● **The problem**: Set out every line bearing the string "esterno".

Dataset rows about figures
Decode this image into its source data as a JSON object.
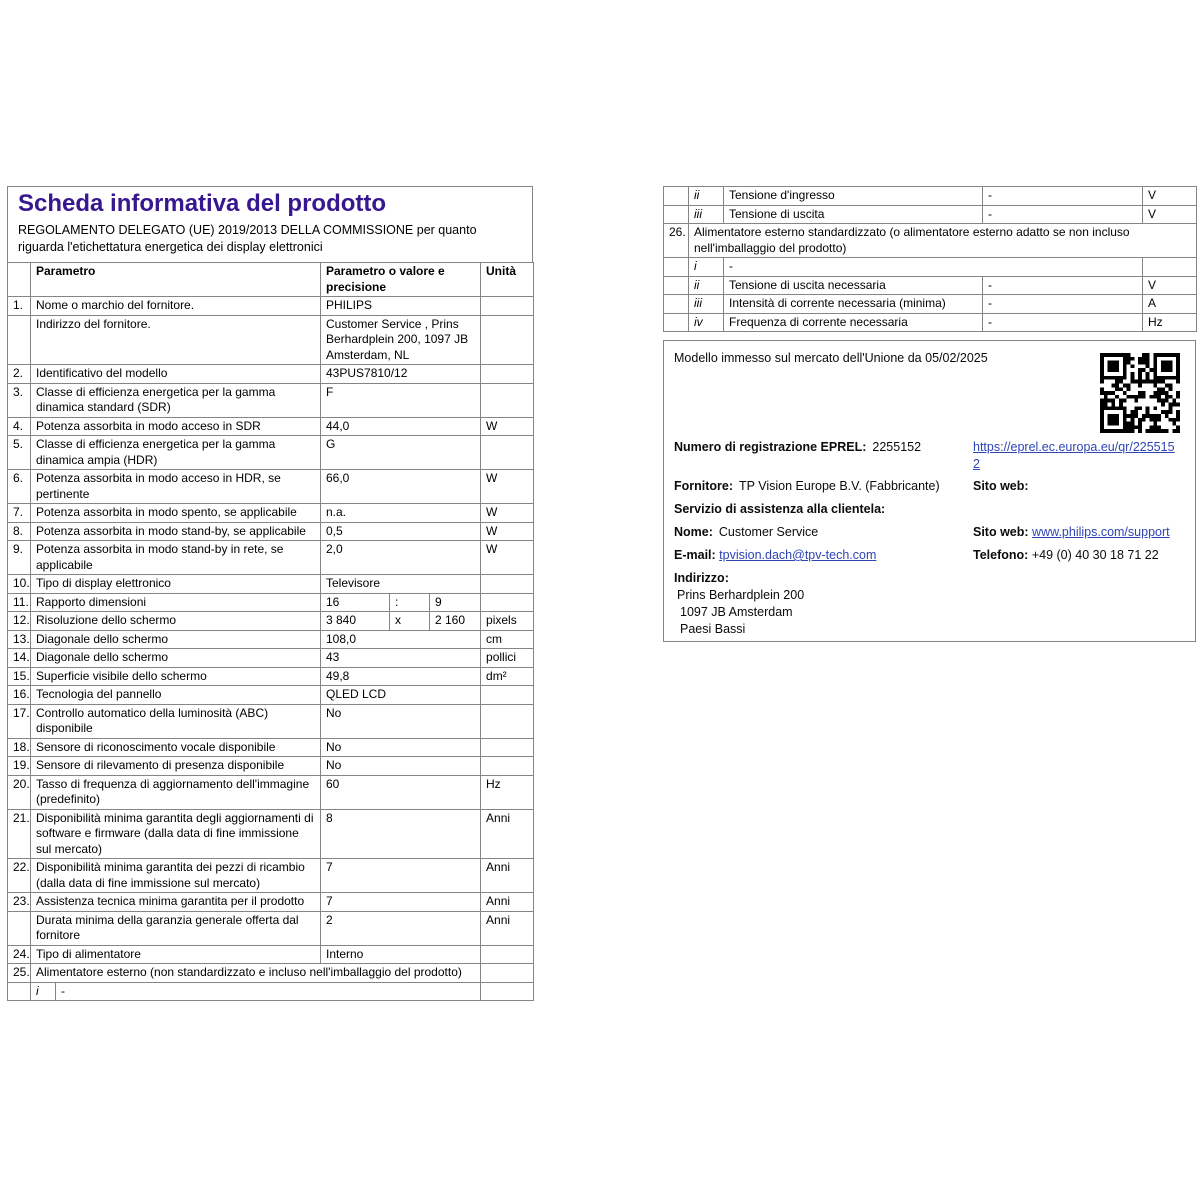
{
  "page": {
    "title": "Scheda informativa del prodotto",
    "regulation": "REGOLAMENTO DELEGATO (UE) 2019/2013 DELLA COMMISSIONE per quanto riguarda l'etichettatura energetica dei display elettronici"
  },
  "colors": {
    "title_accent": "#37178f",
    "link": "#2f45b4",
    "table_border": "#858585"
  },
  "left_table": {
    "headers": {
      "param": "Parametro",
      "value": "Parametro o valore e precisione",
      "unit": "Unità"
    },
    "rows": [
      {
        "type": "normal",
        "num": "1.",
        "label": "Nome o marchio del fornitore.",
        "value": "PHILIPS",
        "unit": "",
        "align": "left"
      },
      {
        "type": "normal",
        "num": "",
        "label": "Indirizzo del fornitore.",
        "value": "Customer Service , Prins Berhardplein 200, 1097 JB Amsterdam, NL",
        "unit": "",
        "align": "left"
      },
      {
        "type": "normal",
        "num": "2.",
        "label": "Identificativo del modello",
        "value": "43PUS7810/12",
        "unit": "",
        "align": "left"
      },
      {
        "type": "normal",
        "num": "3.",
        "label": "Classe di efficienza energetica per la gamma dinamica standard (SDR)",
        "value": "F",
        "unit": "",
        "align": "left"
      },
      {
        "type": "normal",
        "num": "4.",
        "label": "Potenza assorbita in modo acceso in SDR",
        "value": "44,0",
        "unit": "W",
        "align": "right"
      },
      {
        "type": "normal",
        "num": "5.",
        "label": "Classe di efficienza energetica per la gamma dinamica ampia (HDR)",
        "value": "G",
        "unit": "",
        "align": "left"
      },
      {
        "type": "normal",
        "num": "6.",
        "label": "Potenza assorbita in modo acceso in HDR, se pertinente",
        "value": "66,0",
        "unit": "W",
        "align": "right"
      },
      {
        "type": "normal",
        "num": "7.",
        "label": "Potenza assorbita in modo spento, se applicabile",
        "value": "n.a.",
        "unit": "W",
        "align": "right"
      },
      {
        "type": "normal",
        "num": "8.",
        "label": "Potenza assorbita in modo stand-by, se applicabile",
        "value": "0,5",
        "unit": "W",
        "align": "right"
      },
      {
        "type": "normal",
        "num": "9.",
        "label": "Potenza assorbita in modo stand-by in rete, se applicabile",
        "value": "2,0",
        "unit": "W",
        "align": "right"
      },
      {
        "type": "normal",
        "num": "10.",
        "label": "Tipo di display elettronico",
        "value": "Televisore",
        "unit": "",
        "align": "right"
      },
      {
        "type": "split",
        "num": "11.",
        "label": "Rapporto dimensioni",
        "split": [
          "16",
          ":",
          "9"
        ],
        "unit": ""
      },
      {
        "type": "split",
        "num": "12.",
        "label": "Risoluzione dello schermo",
        "split": [
          "3 840",
          "x",
          "2 160"
        ],
        "unit": "pixels"
      },
      {
        "type": "normal",
        "num": "13.",
        "label": "Diagonale dello schermo",
        "value": "108,0",
        "unit": "cm",
        "align": "right"
      },
      {
        "type": "normal",
        "num": "14.",
        "label": "Diagonale dello schermo",
        "value": "43",
        "unit": "pollici",
        "align": "right"
      },
      {
        "type": "normal",
        "num": "15.",
        "label": "Superficie visibile dello schermo",
        "value": "49,8",
        "unit": "dm²",
        "align": "right"
      },
      {
        "type": "normal",
        "num": "16.",
        "label": "Tecnologia del pannello",
        "value": "QLED LCD",
        "unit": "",
        "align": "right"
      },
      {
        "type": "normal",
        "num": "17.",
        "label": "Controllo automatico della luminosità (ABC) disponibile",
        "value": "No",
        "unit": "",
        "align": "right"
      },
      {
        "type": "normal",
        "num": "18.",
        "label": "Sensore di riconoscimento vocale disponibile",
        "value": "No",
        "unit": "",
        "align": "right"
      },
      {
        "type": "normal",
        "num": "19.",
        "label": "Sensore di rilevamento di presenza disponibile",
        "value": "No",
        "unit": "",
        "align": "right"
      },
      {
        "type": "normal",
        "num": "20.",
        "label": "Tasso di frequenza di aggiornamento dell'immagine (predefinito)",
        "value": "60",
        "unit": "Hz",
        "align": "right"
      },
      {
        "type": "normal",
        "num": "21.",
        "label": "Disponibilità minima garantita degli aggiornamenti di software e firmware (dalla data di fine immissione sul mercato)",
        "value": "8",
        "unit": "Anni",
        "align": "right"
      },
      {
        "type": "normal",
        "num": "22.",
        "label": "Disponibilità minima garantita dei pezzi di ricambio (dalla data di fine immissione sul mercato)",
        "value": "7",
        "unit": "Anni",
        "align": "right"
      },
      {
        "type": "normal",
        "num": "23.",
        "label": "Assistenza tecnica minima garantita per il prodotto",
        "value": "7",
        "unit": "Anni",
        "align": "right"
      },
      {
        "type": "normal",
        "num": "",
        "label": "Durata minima della garanzia generale offerta dal fornitore",
        "value": "2",
        "unit": "Anni",
        "align": "right"
      },
      {
        "type": "normal",
        "num": "24.",
        "label": "Tipo di alimentatore",
        "value": "Interno",
        "unit": "",
        "align": "left"
      },
      {
        "type": "span",
        "num": "25.",
        "label": "Alimentatore esterno (non standardizzato e incluso nell'imballaggio del prodotto)",
        "unit": ""
      },
      {
        "type": "sub",
        "num": "",
        "roman": "i",
        "value": "-",
        "unit": ""
      }
    ]
  },
  "right_table": {
    "rows": [
      {
        "type": "item",
        "num": "",
        "roman": "ii",
        "label": "Tensione d'ingresso",
        "value": "-",
        "unit": "V"
      },
      {
        "type": "item",
        "num": "",
        "roman": "iii",
        "label": "Tensione di uscita",
        "value": "-",
        "unit": "V"
      },
      {
        "type": "span",
        "num": "26.",
        "label": "Alimentatore esterno standardizzato (o alimentatore esterno adatto se non incluso nell'imballaggio del prodotto)"
      },
      {
        "type": "sub",
        "num": "",
        "roman": "i",
        "value": "-",
        "unit": ""
      },
      {
        "type": "item",
        "num": "",
        "roman": "ii",
        "label": "Tensione di uscita necessaria",
        "value": "-",
        "unit": "V"
      },
      {
        "type": "item",
        "num": "",
        "roman": "iii",
        "label": "Intensità di corrente necessaria (minima)",
        "value": "-",
        "unit": "A"
      },
      {
        "type": "item",
        "num": "",
        "roman": "iv",
        "label": "Frequenza di corrente necessaria",
        "value": "-",
        "unit": "Hz"
      }
    ]
  },
  "info_box": {
    "market_line": "Modello immesso sul mercato dell'Unione da 05/02/2025",
    "eprel_label": "Numero di registrazione EPREL:",
    "eprel_number": "2255152",
    "eprel_url": "https://eprel.ec.europa.eu/qr/2255152",
    "supplier_label": "Fornitore:",
    "supplier_value": "TP Vision Europe B.V. (Fabbricante)",
    "website_label": "Sito web:",
    "service_heading": "Servizio di assistenza alla clientela:",
    "name_label": "Nome:",
    "name_value": "Customer Service",
    "website2_label": "Sito web:",
    "website2_url": "www.philips.com/support",
    "email_label": "E-mail:",
    "email_value": "tpvision.dach@tpv-tech.com",
    "phone_label": "Telefono:",
    "phone_value": "+49 (0) 40 30 18 71 22",
    "address_label": "Indirizzo:",
    "address_lines": [
      "Prins Berhardplein 200",
      "1097 JB Amsterdam",
      "Paesi Bassi"
    ]
  }
}
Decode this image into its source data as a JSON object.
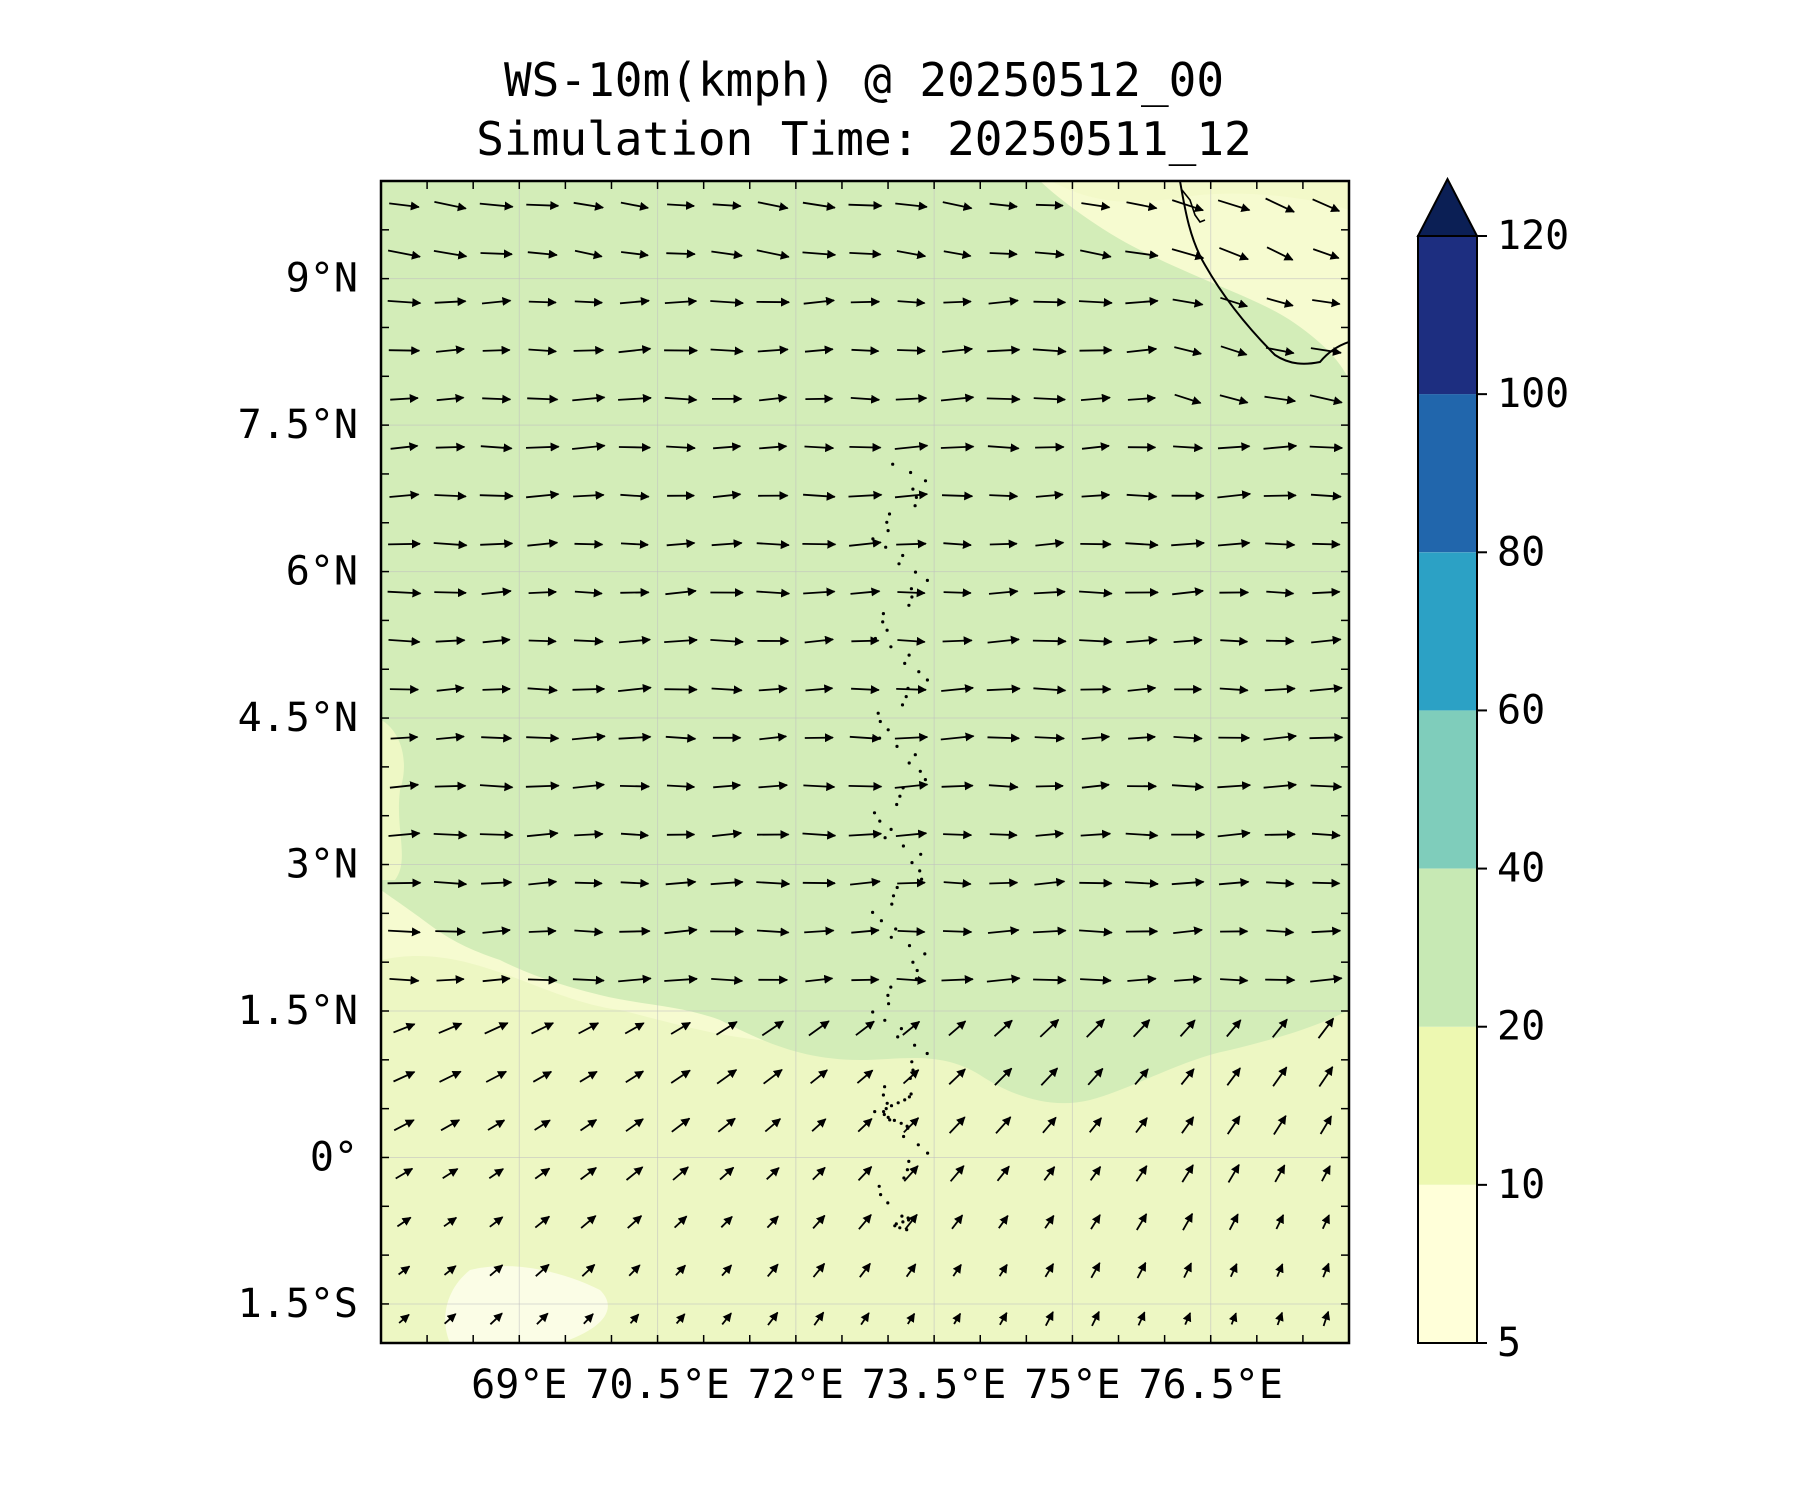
{
  "title": {
    "line1": "WS-10m(kmph) @ 20250512_00",
    "line2": "Simulation Time: 20250511_12"
  },
  "map": {
    "lon_range": [
      67.5,
      78.0
    ],
    "lat_range": [
      -1.9,
      10.0
    ],
    "lon_ticks": [
      {
        "value": 69.0,
        "label": "69°E"
      },
      {
        "value": 70.5,
        "label": "70.5°E"
      },
      {
        "value": 72.0,
        "label": "72°E"
      },
      {
        "value": 73.5,
        "label": "73.5°E"
      },
      {
        "value": 75.0,
        "label": "75°E"
      },
      {
        "value": 76.5,
        "label": "76.5°E"
      }
    ],
    "lat_ticks": [
      {
        "value": 9.0,
        "label": "9°N"
      },
      {
        "value": 7.5,
        "label": "7.5°N"
      },
      {
        "value": 6.0,
        "label": "6°N"
      },
      {
        "value": 4.5,
        "label": "4.5°N"
      },
      {
        "value": 3.0,
        "label": "3°N"
      },
      {
        "value": 1.5,
        "label": "1.5°N"
      },
      {
        "value": 0.0,
        "label": "0°"
      },
      {
        "value": -1.5,
        "label": "1.5°S"
      }
    ],
    "gridlines": true,
    "quiver_rows": 24,
    "quiver_cols": 21
  },
  "colorbar": {
    "levels": [
      5,
      10,
      20,
      40,
      60,
      80,
      100,
      120
    ],
    "labels": [
      "5",
      "10",
      "20",
      "40",
      "60",
      "80",
      "100",
      "120"
    ],
    "colors": [
      "#ffffd9",
      "#edf8b1",
      "#c7e9b4",
      "#7fcdbb",
      "#2ca1c5",
      "#2166ac",
      "#1d2e80"
    ],
    "extend_color": "#0b1f55",
    "extend": "max"
  },
  "fill_colors": {
    "low": "#f6fbd0",
    "mid": "#edf7c3",
    "high": "#d3edb8"
  }
}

● **Response for this exercise**:
        "label": "Alimentatore esterno (non standardizzato e incluso nell'imballaggio del prodotto)",
        "label": "Alimentatore esterno standardizzato (o alimentatore esterno adatto se non incluso nell'imballaggio del prodotto)"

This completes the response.